_WHAT IS BEING ASKED_. Determine how many lines contain the string "screenshot". Reply with that figure and nothing else.

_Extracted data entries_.
.....

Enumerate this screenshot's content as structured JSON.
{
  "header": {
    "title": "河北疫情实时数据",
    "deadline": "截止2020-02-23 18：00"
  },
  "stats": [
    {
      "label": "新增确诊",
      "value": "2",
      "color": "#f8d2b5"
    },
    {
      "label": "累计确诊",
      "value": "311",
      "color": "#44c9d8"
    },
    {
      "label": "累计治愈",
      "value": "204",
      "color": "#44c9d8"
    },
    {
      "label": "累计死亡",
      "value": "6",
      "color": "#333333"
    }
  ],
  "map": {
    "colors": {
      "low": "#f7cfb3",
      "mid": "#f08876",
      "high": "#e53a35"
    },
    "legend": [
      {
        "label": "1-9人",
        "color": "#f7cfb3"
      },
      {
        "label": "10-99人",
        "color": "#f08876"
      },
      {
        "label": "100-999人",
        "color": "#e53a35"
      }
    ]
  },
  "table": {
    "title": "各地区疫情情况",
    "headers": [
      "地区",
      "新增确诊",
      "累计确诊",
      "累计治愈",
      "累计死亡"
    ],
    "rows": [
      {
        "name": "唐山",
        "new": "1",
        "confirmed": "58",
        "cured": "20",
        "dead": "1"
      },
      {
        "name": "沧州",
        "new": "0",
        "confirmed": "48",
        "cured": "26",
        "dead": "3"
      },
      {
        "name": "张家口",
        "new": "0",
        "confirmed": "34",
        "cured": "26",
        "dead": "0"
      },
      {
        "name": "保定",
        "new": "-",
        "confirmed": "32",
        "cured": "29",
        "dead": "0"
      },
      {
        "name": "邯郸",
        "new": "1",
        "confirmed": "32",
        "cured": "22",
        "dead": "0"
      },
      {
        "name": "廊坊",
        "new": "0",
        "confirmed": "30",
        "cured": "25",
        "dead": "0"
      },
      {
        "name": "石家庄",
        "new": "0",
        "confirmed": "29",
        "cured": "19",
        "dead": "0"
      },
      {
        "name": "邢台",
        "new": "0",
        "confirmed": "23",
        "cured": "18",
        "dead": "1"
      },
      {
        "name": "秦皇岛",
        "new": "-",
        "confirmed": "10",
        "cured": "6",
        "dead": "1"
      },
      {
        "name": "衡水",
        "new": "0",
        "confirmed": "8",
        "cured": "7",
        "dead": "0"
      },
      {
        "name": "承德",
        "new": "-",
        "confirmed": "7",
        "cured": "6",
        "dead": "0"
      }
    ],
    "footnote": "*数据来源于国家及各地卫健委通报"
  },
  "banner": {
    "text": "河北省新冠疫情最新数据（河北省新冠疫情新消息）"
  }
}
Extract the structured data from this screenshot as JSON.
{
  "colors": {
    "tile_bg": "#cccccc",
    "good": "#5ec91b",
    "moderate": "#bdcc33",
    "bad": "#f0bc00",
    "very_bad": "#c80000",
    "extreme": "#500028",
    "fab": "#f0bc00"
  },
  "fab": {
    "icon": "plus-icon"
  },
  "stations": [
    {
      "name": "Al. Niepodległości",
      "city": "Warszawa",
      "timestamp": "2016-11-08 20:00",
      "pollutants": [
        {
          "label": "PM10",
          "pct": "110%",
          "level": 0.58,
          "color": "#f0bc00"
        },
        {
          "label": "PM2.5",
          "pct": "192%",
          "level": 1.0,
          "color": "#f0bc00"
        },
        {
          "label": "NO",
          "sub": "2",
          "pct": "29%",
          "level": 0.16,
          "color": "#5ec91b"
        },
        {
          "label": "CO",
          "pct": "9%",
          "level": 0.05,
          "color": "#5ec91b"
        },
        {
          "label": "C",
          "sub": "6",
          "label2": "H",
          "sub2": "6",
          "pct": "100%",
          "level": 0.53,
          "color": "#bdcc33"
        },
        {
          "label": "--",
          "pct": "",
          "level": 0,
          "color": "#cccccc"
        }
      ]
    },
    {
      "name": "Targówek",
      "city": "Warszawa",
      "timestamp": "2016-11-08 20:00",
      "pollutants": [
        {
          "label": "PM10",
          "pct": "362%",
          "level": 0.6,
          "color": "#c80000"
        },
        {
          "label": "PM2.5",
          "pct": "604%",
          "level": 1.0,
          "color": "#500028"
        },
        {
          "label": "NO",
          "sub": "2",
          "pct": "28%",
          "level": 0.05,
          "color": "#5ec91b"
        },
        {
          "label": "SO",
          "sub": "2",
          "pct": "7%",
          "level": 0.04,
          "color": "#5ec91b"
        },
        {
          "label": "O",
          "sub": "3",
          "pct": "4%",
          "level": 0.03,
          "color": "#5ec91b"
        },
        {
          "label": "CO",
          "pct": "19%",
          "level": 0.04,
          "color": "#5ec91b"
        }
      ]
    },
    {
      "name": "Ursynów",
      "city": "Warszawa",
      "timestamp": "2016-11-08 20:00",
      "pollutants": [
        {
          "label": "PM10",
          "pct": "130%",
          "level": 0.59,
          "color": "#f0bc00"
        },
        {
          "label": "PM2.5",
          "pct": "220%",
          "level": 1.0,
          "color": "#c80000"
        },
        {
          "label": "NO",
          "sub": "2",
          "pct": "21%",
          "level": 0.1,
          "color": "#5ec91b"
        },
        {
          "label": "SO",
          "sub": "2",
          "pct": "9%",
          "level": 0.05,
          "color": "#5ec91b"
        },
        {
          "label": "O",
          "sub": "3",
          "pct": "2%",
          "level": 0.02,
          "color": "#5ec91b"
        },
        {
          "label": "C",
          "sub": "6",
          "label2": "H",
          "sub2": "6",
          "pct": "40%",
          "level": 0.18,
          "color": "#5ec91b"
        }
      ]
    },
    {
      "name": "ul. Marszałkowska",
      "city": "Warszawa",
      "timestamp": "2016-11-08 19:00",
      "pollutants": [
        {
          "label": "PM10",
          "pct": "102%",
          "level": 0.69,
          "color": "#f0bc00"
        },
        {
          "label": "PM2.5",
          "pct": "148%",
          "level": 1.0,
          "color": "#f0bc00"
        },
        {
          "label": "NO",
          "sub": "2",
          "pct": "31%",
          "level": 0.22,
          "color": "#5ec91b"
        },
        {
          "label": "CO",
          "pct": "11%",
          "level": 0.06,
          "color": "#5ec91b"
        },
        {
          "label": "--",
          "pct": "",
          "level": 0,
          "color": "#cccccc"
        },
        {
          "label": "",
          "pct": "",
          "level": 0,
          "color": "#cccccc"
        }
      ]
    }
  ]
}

.....

_EXERCISE RESULT_. 2